### TO BE DONE
Check each line of the records below and collect those holding "time".

# RECORDS FOR PROCESSING start

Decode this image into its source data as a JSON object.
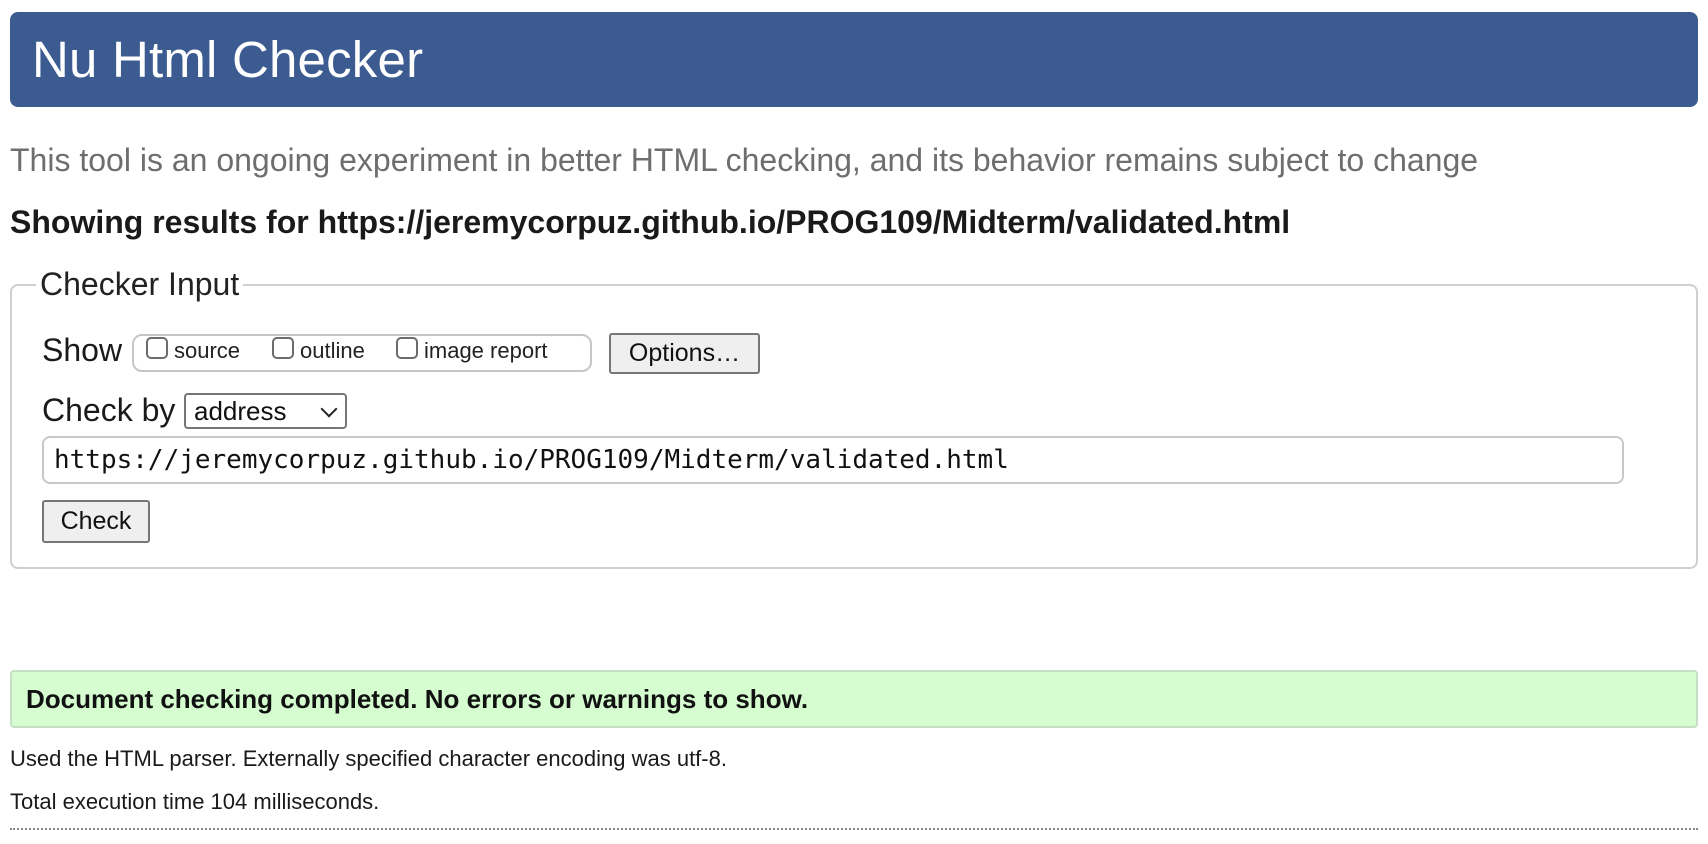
{
  "header": {
    "title": "Nu Html Checker"
  },
  "subtitle": "This tool is an ongoing experiment in better HTML checking, and its behavior remains subject to change",
  "results_heading": "Showing results for https://jeremycorpuz.github.io/PROG109/Midterm/validated.html",
  "checker_input": {
    "legend": "Checker Input",
    "show_label": "Show",
    "show_options": [
      {
        "label": "source",
        "checked": false
      },
      {
        "label": "outline",
        "checked": false
      },
      {
        "label": "image report",
        "checked": false
      }
    ],
    "options_button": "Options…",
    "check_by_label": "Check by",
    "check_by_selected": "address",
    "url_value": "https://jeremycorpuz.github.io/PROG109/Midterm/validated.html",
    "check_button": "Check"
  },
  "status": {
    "message": "Document checking completed. No errors or warnings to show.",
    "color": "#d5fdd0"
  },
  "info": {
    "parser": "Used the HTML parser. Externally specified character encoding was utf-8.",
    "execution_time": "Total execution time 104 milliseconds."
  },
  "colors": {
    "header_bg": "#3c5c91",
    "subtitle_text": "#6e6e6e"
  }
}
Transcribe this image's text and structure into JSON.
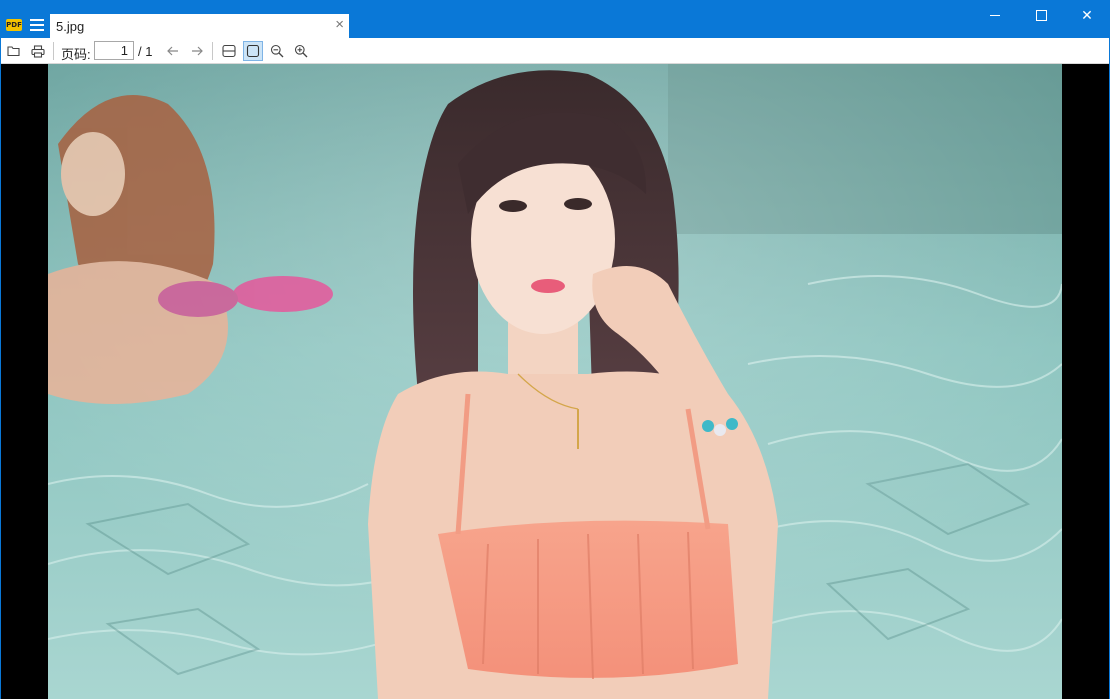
{
  "titlebar": {
    "tab_label": "5.jpg",
    "tab_close_glyph": "×",
    "logo_text": "PDF",
    "minimize_icon": "minimize-icon",
    "maximize_icon": "maximize-icon",
    "close_glyph": "✕",
    "accent_color": "#0a78d7"
  },
  "toolbar": {
    "page_label": "页码:",
    "page_value": "1",
    "page_total": "/ 1",
    "icons": [
      "folder-open-icon",
      "print-icon",
      "arrow-left-icon",
      "arrow-right-icon",
      "fit-width-icon",
      "fit-page-icon",
      "zoom-out-icon",
      "zoom-in-icon"
    ]
  }
}
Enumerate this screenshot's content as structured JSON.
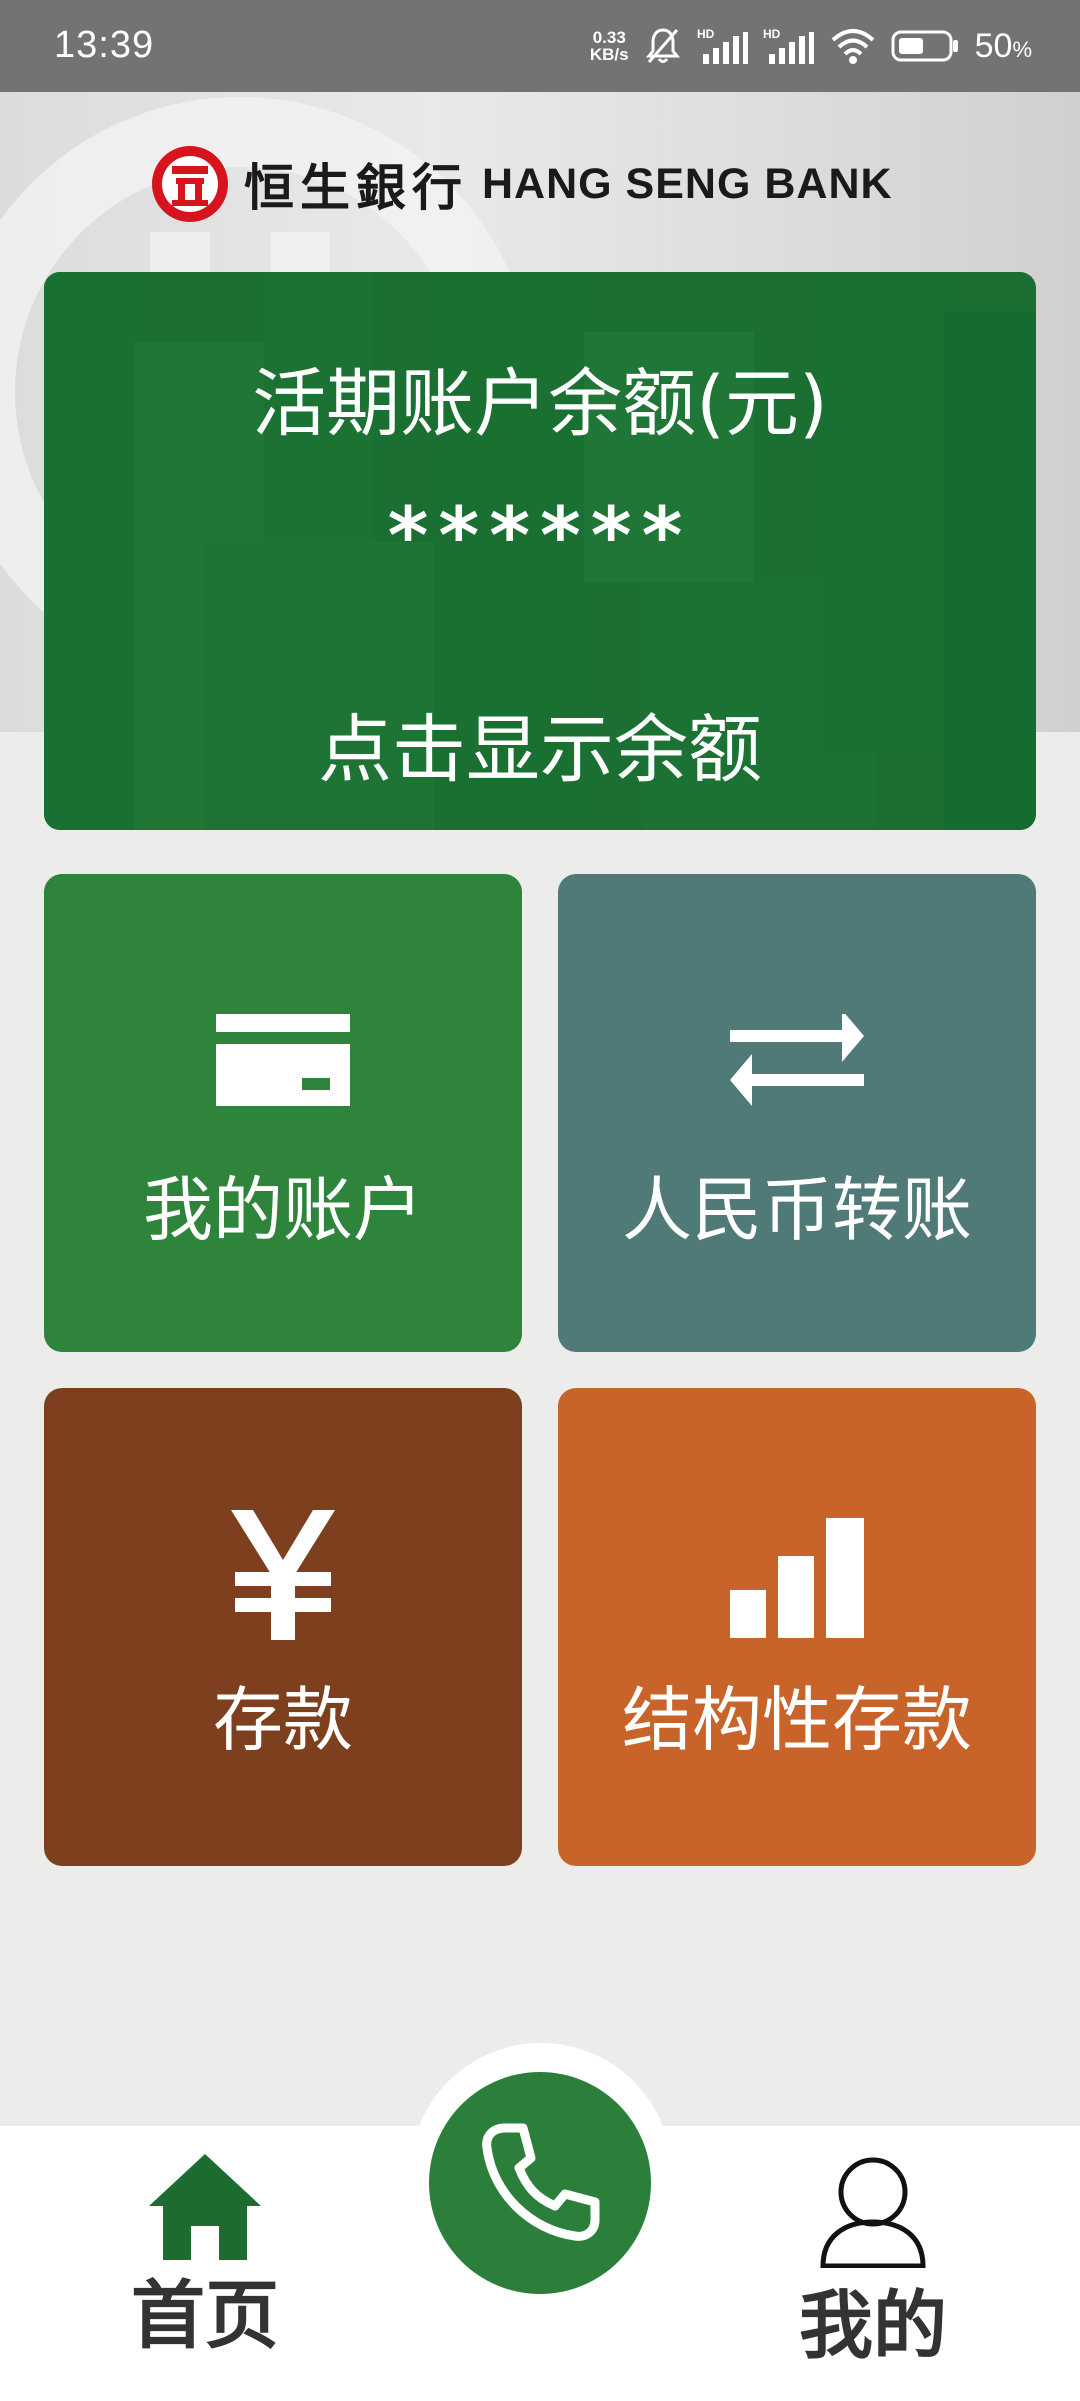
{
  "status_bar": {
    "time": "13:39",
    "net_speed_value": "0.33",
    "net_speed_unit": "KB/s",
    "battery_percent": "50",
    "battery_unit": "%",
    "icons": [
      "mute-bell-icon",
      "hd-signal-icon",
      "hd-signal-icon",
      "wifi-icon",
      "battery-icon"
    ]
  },
  "header": {
    "brand_cn": "恒生銀行",
    "brand_en": "HANG SENG BANK",
    "logo_icon": "hang-seng-logo"
  },
  "balance_card": {
    "title": "活期账户余额(元)",
    "masked_value": "******",
    "tap_text": "点击显示余额"
  },
  "tiles": [
    {
      "label": "我的账户",
      "icon": "card-icon",
      "color": "#2e843b"
    },
    {
      "label": "人民币转账",
      "icon": "transfer-arrows-icon",
      "color": "#4f7a78"
    },
    {
      "label": "存款",
      "icon": "yuan-icon",
      "color": "#7e3f1e"
    },
    {
      "label": "结构性存款",
      "icon": "bar-chart-icon",
      "color": "#c8642a"
    }
  ],
  "bottom_nav": {
    "home_label": "首页",
    "mine_label": "我的",
    "call_icon": "phone-icon"
  },
  "colors": {
    "brand_green": "#1b6f33",
    "status_bar": "#737373",
    "logo_red": "#d7141e"
  }
}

# RECORDS FOR PROCESSING end

### FINAL RESULT
    "execution_time": "Total execution time 104 milliseconds."
    "time": "13:39",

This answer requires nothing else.